How many lines of these records hold the string "bars"? Reply with the number alone.

(Entries with figure data)
»»

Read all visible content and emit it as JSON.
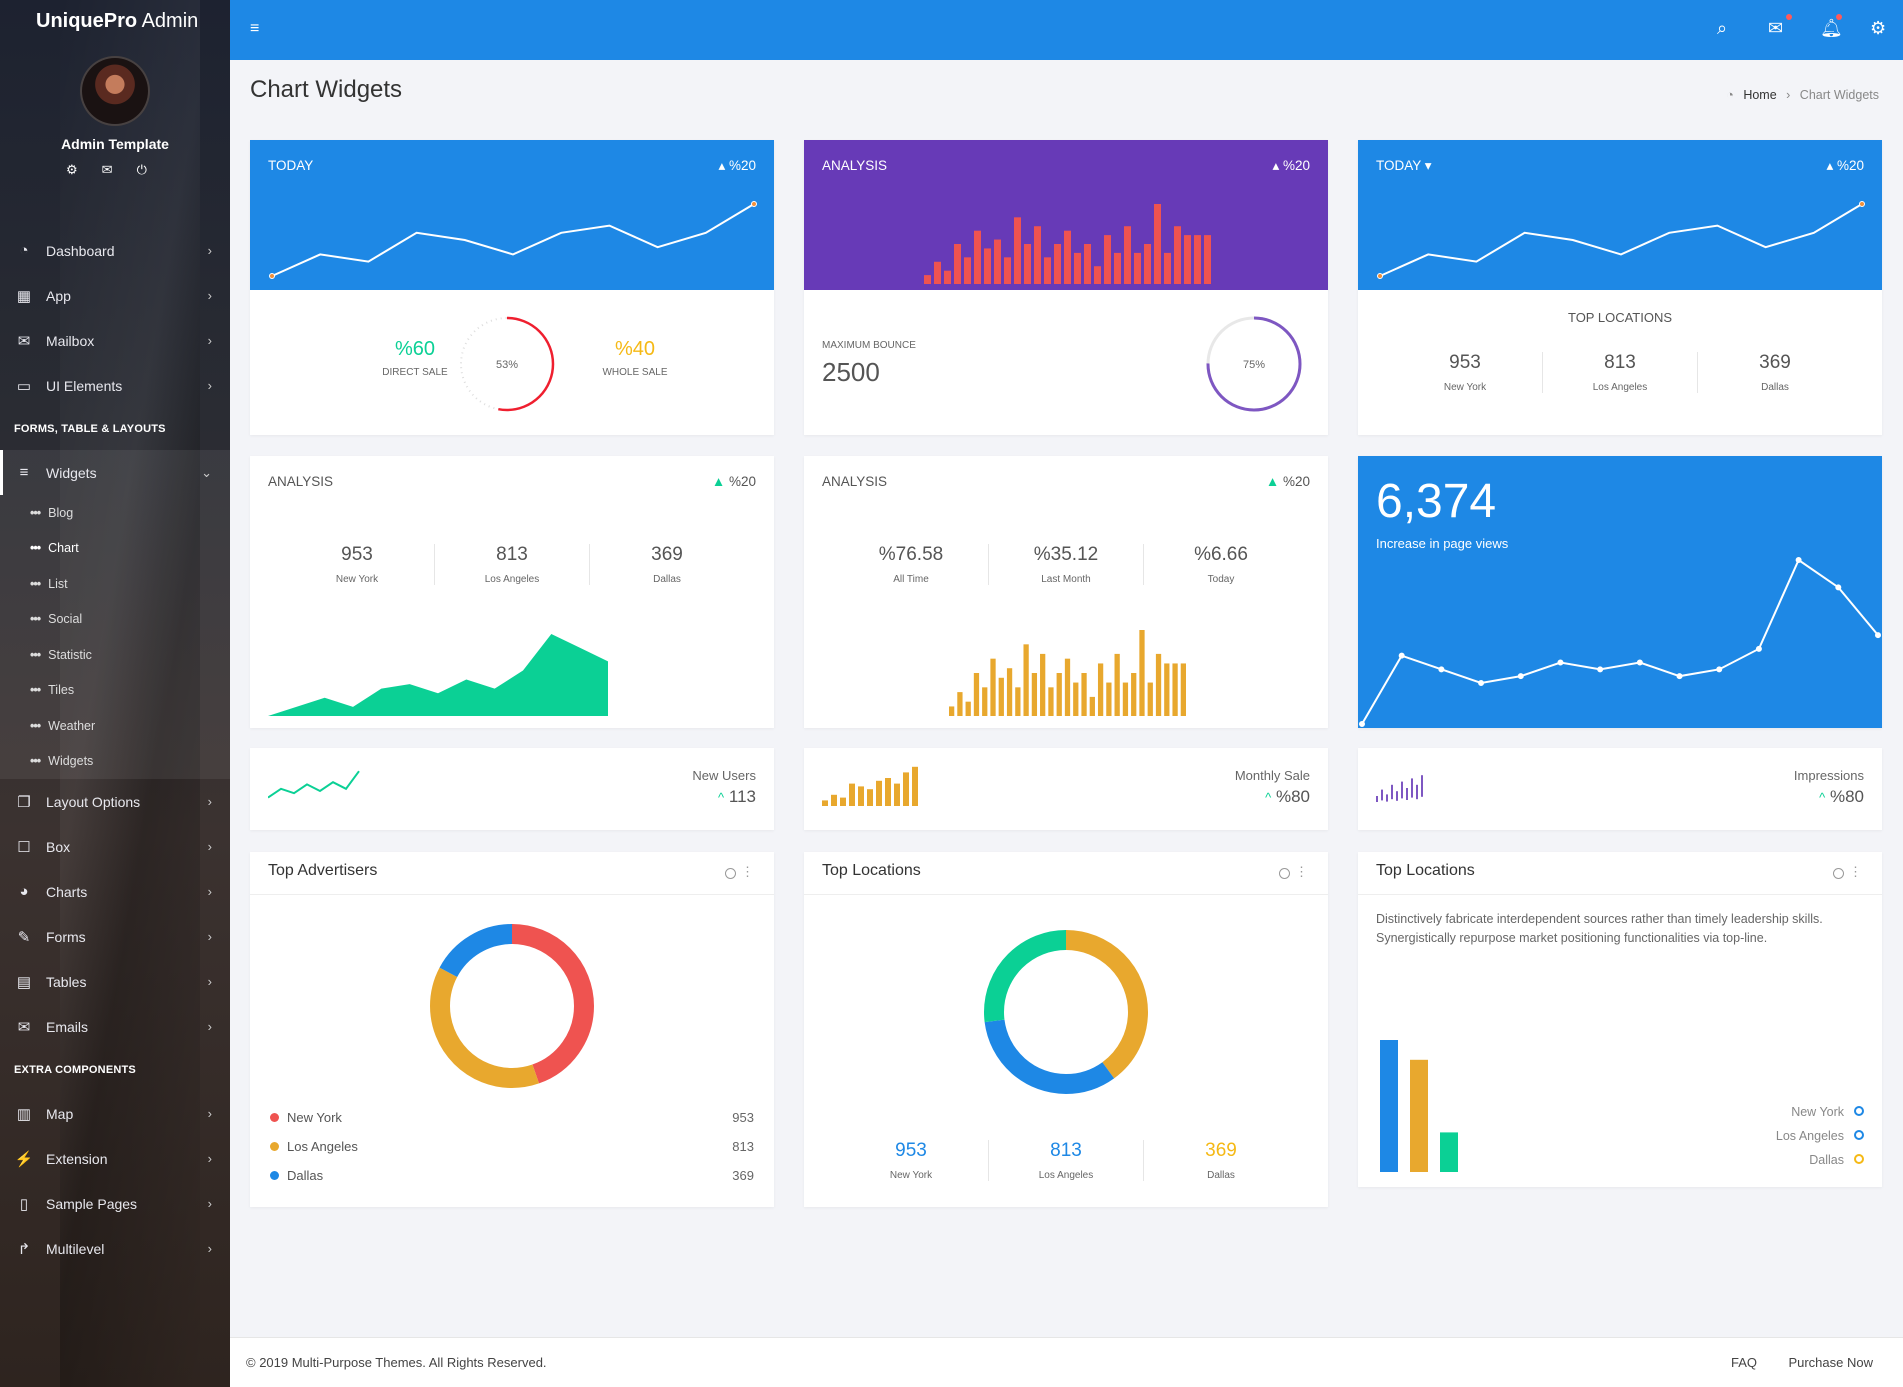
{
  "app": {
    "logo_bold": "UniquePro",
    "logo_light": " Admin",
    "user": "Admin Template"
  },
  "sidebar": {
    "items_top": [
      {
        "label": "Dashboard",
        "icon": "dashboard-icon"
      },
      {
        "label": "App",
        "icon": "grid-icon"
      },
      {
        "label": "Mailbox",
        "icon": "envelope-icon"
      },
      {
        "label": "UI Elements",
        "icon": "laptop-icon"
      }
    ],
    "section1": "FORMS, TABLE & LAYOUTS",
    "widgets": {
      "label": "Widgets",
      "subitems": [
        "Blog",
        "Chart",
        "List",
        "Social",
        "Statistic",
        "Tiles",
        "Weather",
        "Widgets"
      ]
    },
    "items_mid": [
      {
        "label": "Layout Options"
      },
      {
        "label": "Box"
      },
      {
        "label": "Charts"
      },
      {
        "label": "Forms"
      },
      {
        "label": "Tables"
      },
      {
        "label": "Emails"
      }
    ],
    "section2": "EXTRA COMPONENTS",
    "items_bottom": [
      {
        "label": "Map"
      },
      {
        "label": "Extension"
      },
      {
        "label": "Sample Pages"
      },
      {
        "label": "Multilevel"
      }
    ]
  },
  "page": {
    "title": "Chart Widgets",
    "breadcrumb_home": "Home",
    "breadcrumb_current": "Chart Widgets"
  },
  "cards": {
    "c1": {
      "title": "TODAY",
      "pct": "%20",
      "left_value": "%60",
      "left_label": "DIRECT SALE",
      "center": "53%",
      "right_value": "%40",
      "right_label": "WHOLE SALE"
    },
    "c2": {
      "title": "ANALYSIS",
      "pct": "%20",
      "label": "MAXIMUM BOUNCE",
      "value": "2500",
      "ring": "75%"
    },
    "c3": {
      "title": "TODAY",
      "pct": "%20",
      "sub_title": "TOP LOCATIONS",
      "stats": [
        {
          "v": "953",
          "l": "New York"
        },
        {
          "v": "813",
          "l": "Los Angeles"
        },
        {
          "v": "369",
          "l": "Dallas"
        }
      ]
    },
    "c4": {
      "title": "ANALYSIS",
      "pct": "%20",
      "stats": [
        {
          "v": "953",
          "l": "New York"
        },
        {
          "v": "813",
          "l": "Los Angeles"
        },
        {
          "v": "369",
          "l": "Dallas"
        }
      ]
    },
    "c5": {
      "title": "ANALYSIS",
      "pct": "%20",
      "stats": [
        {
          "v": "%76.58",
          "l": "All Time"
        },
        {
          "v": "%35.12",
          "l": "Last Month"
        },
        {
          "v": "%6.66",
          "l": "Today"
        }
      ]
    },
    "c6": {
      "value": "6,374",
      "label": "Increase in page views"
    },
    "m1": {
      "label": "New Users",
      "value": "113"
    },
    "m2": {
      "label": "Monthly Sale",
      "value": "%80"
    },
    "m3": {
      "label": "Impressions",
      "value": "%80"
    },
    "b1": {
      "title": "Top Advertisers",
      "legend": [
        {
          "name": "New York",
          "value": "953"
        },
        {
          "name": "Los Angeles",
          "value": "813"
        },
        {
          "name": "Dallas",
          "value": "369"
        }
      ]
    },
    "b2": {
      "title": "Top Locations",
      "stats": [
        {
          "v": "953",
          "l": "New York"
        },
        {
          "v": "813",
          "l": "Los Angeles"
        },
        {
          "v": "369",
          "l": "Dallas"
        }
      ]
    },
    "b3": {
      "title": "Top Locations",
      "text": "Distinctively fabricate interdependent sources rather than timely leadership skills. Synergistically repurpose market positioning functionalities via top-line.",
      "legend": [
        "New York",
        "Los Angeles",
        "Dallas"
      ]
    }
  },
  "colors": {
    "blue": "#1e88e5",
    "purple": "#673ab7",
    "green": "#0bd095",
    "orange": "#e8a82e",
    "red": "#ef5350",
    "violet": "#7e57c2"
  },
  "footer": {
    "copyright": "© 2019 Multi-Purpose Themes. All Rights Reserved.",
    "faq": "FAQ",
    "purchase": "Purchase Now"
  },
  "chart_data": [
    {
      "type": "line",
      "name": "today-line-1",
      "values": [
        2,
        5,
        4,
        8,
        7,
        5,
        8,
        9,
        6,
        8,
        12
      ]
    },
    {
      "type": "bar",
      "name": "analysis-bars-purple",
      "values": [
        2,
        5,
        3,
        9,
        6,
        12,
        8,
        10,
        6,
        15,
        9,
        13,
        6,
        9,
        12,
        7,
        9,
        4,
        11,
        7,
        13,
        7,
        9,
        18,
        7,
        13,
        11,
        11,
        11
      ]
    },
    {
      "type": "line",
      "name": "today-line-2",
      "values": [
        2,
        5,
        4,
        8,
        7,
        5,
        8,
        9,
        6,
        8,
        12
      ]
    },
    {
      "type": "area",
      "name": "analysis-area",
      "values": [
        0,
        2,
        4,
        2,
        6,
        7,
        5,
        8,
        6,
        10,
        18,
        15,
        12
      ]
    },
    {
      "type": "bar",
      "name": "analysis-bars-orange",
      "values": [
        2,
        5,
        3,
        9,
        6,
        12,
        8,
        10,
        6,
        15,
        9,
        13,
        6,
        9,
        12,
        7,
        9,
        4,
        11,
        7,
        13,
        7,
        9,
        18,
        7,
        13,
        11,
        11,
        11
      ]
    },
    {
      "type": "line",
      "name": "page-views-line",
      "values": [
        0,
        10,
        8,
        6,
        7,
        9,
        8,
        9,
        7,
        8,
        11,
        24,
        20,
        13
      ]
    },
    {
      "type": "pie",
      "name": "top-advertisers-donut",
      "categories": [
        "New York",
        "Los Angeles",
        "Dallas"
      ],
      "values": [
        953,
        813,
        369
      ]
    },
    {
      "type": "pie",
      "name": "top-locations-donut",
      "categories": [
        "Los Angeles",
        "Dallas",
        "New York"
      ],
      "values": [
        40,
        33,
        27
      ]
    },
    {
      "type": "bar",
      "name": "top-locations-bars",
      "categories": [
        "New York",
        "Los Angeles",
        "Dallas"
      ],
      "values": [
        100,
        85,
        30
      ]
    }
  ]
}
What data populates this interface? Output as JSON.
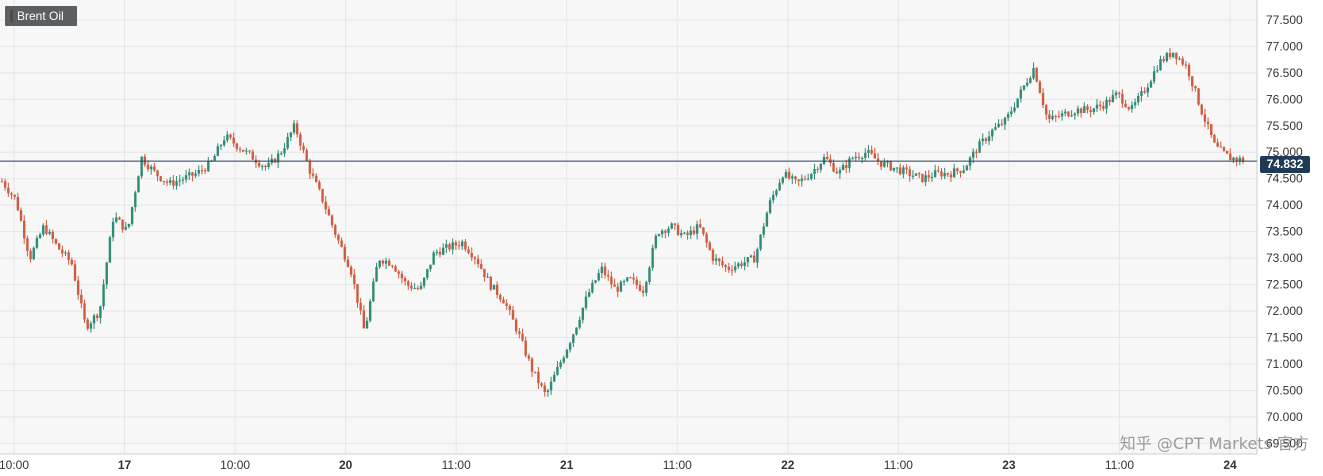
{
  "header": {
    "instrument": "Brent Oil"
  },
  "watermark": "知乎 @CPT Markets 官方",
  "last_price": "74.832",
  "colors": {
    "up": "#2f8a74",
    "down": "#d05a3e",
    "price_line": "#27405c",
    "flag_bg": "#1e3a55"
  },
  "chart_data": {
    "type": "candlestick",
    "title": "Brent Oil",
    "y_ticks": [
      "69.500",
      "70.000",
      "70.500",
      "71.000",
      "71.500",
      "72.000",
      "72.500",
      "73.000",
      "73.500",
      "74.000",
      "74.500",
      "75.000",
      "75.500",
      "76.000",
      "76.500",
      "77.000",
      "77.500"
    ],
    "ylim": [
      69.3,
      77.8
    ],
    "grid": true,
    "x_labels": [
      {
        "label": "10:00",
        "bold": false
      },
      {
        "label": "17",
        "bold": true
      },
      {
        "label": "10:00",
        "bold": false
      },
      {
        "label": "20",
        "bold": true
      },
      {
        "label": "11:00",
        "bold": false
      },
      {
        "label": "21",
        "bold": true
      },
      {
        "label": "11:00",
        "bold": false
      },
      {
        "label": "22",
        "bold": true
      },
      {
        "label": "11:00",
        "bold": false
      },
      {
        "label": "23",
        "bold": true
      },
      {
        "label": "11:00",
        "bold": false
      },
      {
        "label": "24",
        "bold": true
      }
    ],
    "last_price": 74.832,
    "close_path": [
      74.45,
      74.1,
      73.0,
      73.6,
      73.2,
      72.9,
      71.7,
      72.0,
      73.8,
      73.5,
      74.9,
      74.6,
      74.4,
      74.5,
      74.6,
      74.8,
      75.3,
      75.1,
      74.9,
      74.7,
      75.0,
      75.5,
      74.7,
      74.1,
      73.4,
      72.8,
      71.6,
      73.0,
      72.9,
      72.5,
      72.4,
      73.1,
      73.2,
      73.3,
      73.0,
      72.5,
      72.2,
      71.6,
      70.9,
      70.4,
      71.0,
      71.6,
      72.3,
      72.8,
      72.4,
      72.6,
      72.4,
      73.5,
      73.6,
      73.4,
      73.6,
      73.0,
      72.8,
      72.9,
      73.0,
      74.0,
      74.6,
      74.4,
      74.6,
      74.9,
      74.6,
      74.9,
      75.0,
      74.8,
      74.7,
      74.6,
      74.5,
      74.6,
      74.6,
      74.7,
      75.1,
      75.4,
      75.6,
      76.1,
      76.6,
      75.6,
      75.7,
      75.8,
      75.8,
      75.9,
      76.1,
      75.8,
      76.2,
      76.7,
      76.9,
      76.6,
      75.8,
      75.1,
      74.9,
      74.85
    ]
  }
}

««

* _TASK ANSWER_:
3